* [YOUR TASK]: Search the material below for the string "Please" and list each line that holds it.

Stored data
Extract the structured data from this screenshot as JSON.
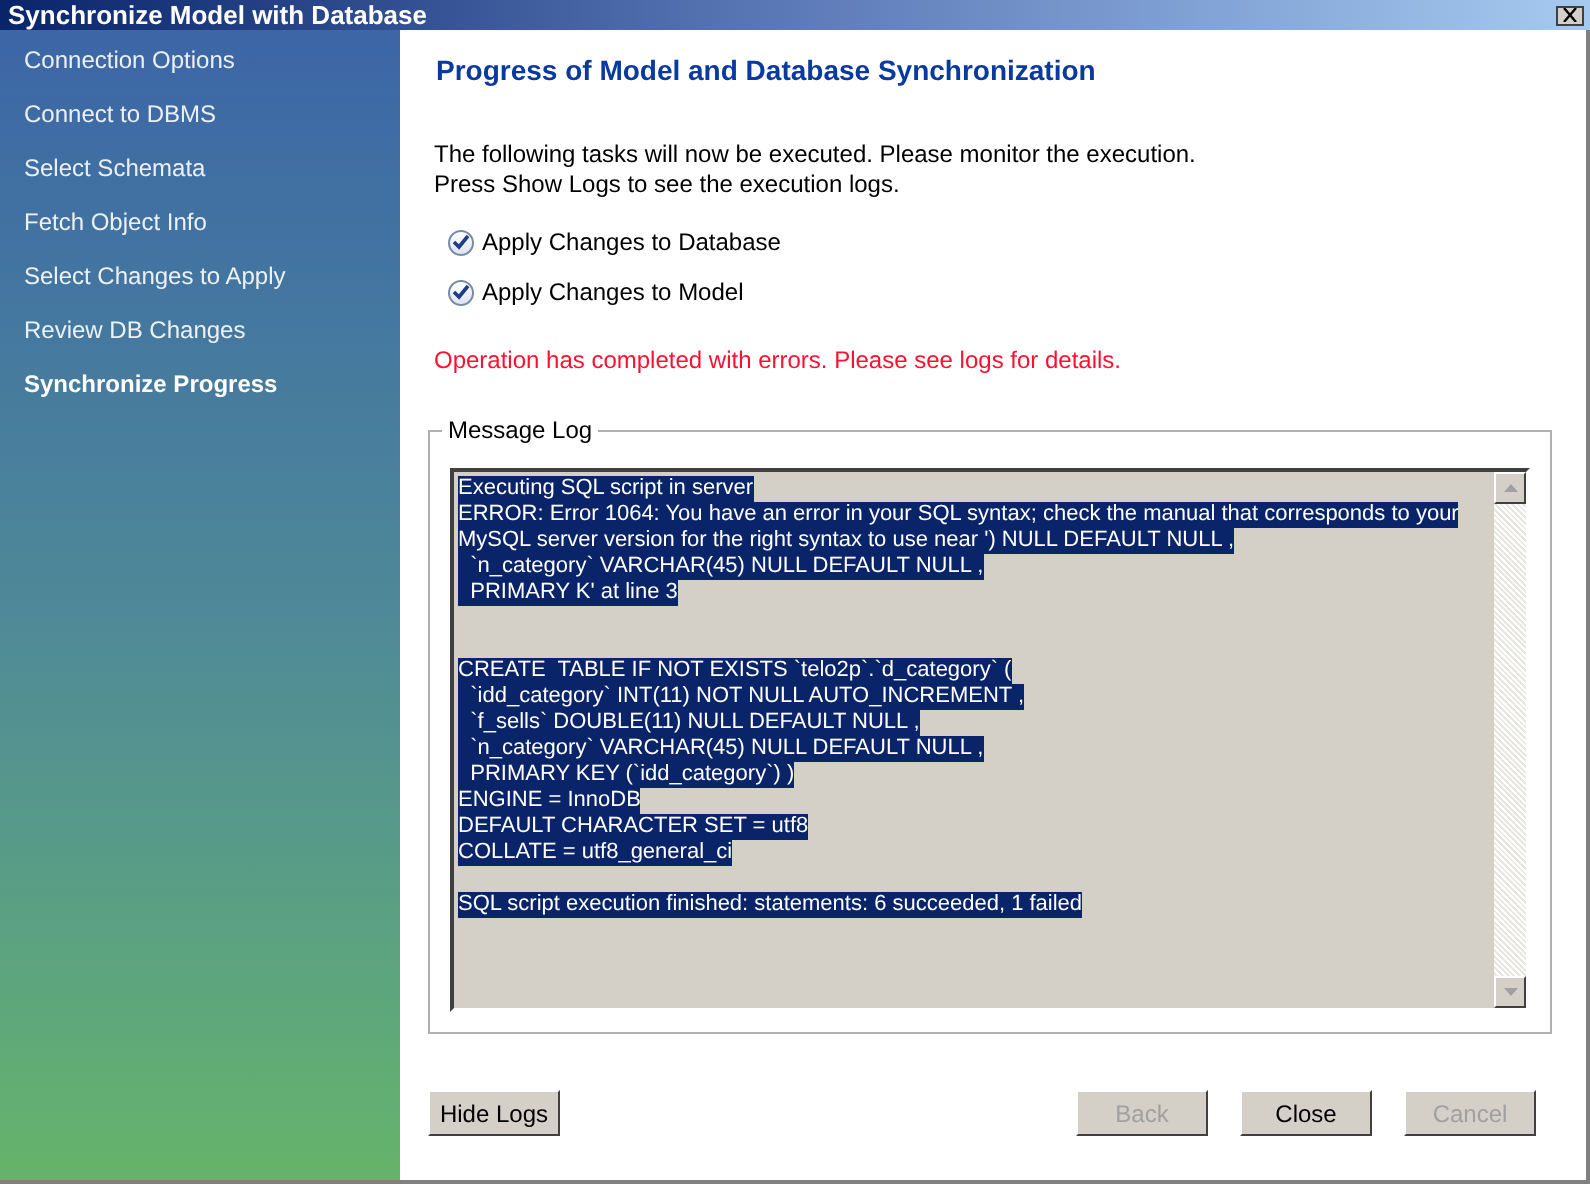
{
  "window": {
    "title": "Synchronize Model with Database"
  },
  "sidebar": {
    "items": [
      {
        "label": "Connection Options",
        "selected": false
      },
      {
        "label": "Connect to DBMS",
        "selected": false
      },
      {
        "label": "Select Schemata",
        "selected": false
      },
      {
        "label": "Fetch Object Info",
        "selected": false
      },
      {
        "label": "Select Changes to Apply",
        "selected": false
      },
      {
        "label": "Review DB Changes",
        "selected": false
      },
      {
        "label": "Synchronize Progress",
        "selected": true
      }
    ]
  },
  "heading": "Progress of Model and Database Synchronization",
  "intro": [
    "The following tasks will now be executed. Please monitor the execution.",
    "Press Show Logs to see the execution logs."
  ],
  "tasks": [
    {
      "label": "Apply Changes to Database",
      "checked": true
    },
    {
      "label": "Apply Changes to Model",
      "checked": true
    }
  ],
  "status_message": "Operation has completed with errors. Please see logs for details.",
  "message_log": {
    "title": "Message Log",
    "blocks": [
      [
        "Executing SQL script in server",
        "ERROR: Error 1064: You have an error in your SQL syntax; check the manual that corresponds to your",
        "MySQL server version for the right syntax to use near ') NULL DEFAULT NULL ,",
        "  `n_category` VARCHAR(45) NULL DEFAULT NULL ,",
        "  PRIMARY K' at line 3"
      ],
      [
        "CREATE  TABLE IF NOT EXISTS `telo2p`.`d_category` (",
        "  `idd_category` INT(11) NOT NULL AUTO_INCREMENT ,",
        "  `f_sells` DOUBLE(11) NULL DEFAULT NULL ,",
        "  `n_category` VARCHAR(45) NULL DEFAULT NULL ,",
        "  PRIMARY KEY (`idd_category`) )",
        "ENGINE = InnoDB",
        "DEFAULT CHARACTER SET = utf8",
        "COLLATE = utf8_general_ci"
      ],
      [
        "SQL script execution finished: statements: 6 succeeded, 1 failed"
      ]
    ]
  },
  "buttons": {
    "left": [
      {
        "label": "Hide Logs",
        "disabled": false
      }
    ],
    "right": [
      {
        "label": "Back",
        "disabled": true
      },
      {
        "label": "Close",
        "disabled": false
      },
      {
        "label": "Cancel",
        "disabled": true
      }
    ]
  }
}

* [RESPONSE FOR THIS EXERCISE]:
    "The following tasks will now be executed. Please monitor the execution.",
  "status_message": "Operation has completed with errors. Please see logs for details.",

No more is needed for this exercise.